[Collected data entries]
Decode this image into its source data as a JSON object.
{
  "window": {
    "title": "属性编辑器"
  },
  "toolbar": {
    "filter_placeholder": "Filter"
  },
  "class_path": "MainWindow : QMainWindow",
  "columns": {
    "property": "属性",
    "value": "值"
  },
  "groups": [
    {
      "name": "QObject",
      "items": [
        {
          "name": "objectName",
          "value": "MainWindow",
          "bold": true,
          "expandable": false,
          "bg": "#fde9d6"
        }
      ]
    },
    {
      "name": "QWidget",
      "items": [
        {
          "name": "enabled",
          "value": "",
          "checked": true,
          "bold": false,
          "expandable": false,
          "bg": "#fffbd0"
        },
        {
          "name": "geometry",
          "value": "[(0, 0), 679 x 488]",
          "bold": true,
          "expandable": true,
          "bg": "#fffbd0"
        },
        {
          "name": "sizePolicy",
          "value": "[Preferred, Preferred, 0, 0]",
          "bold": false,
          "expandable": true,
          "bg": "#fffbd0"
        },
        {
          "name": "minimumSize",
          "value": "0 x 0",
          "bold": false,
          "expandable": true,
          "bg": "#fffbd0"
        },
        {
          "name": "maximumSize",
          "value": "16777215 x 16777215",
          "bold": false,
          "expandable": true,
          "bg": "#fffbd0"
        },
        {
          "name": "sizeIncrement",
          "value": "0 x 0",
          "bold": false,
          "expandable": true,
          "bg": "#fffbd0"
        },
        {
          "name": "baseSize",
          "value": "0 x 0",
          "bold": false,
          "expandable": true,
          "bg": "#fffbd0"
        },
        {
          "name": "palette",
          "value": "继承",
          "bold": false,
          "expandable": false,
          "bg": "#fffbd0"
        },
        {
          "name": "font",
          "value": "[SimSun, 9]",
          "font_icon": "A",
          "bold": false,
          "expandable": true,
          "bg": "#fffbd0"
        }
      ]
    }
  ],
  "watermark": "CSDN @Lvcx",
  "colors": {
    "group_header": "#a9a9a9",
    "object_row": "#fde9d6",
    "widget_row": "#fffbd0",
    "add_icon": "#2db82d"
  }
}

REQUIRED TASK - Recopy the entries above in their entirety, exactly.

OUTPUT -
Decode this image into its source data as a JSON object.
{
  "window": {
    "title": "属性编辑器"
  },
  "toolbar": {
    "filter_placeholder": "Filter"
  },
  "class_path": "MainWindow : QMainWindow",
  "columns": {
    "property": "属性",
    "value": "值"
  },
  "groups": [
    {
      "name": "QObject",
      "items": [
        {
          "name": "objectName",
          "value": "MainWindow",
          "bold": true,
          "expandable": false,
          "bg": "#fde9d6"
        }
      ]
    },
    {
      "name": "QWidget",
      "items": [
        {
          "name": "enabled",
          "value": "",
          "checked": true,
          "bold": false,
          "expandable": false,
          "bg": "#fffbd0"
        },
        {
          "name": "geometry",
          "value": "[(0, 0), 679 x 488]",
          "bold": true,
          "expandable": true,
          "bg": "#fffbd0"
        },
        {
          "name": "sizePolicy",
          "value": "[Preferred, Preferred, 0, 0]",
          "bold": false,
          "expandable": true,
          "bg": "#fffbd0"
        },
        {
          "name": "minimumSize",
          "value": "0 x 0",
          "bold": false,
          "expandable": true,
          "bg": "#fffbd0"
        },
        {
          "name": "maximumSize",
          "value": "16777215 x 16777215",
          "bold": false,
          "expandable": true,
          "bg": "#fffbd0"
        },
        {
          "name": "sizeIncrement",
          "value": "0 x 0",
          "bold": false,
          "expandable": true,
          "bg": "#fffbd0"
        },
        {
          "name": "baseSize",
          "value": "0 x 0",
          "bold": false,
          "expandable": true,
          "bg": "#fffbd0"
        },
        {
          "name": "palette",
          "value": "继承",
          "bold": false,
          "expandable": false,
          "bg": "#fffbd0"
        },
        {
          "name": "font",
          "value": "[SimSun, 9]",
          "font_icon": "A",
          "bold": false,
          "expandable": true,
          "bg": "#fffbd0"
        }
      ]
    }
  ],
  "watermark": "CSDN @Lvcx",
  "colors": {
    "group_header": "#a9a9a9",
    "object_row": "#fde9d6",
    "widget_row": "#fffbd0",
    "add_icon": "#2db82d"
  }
}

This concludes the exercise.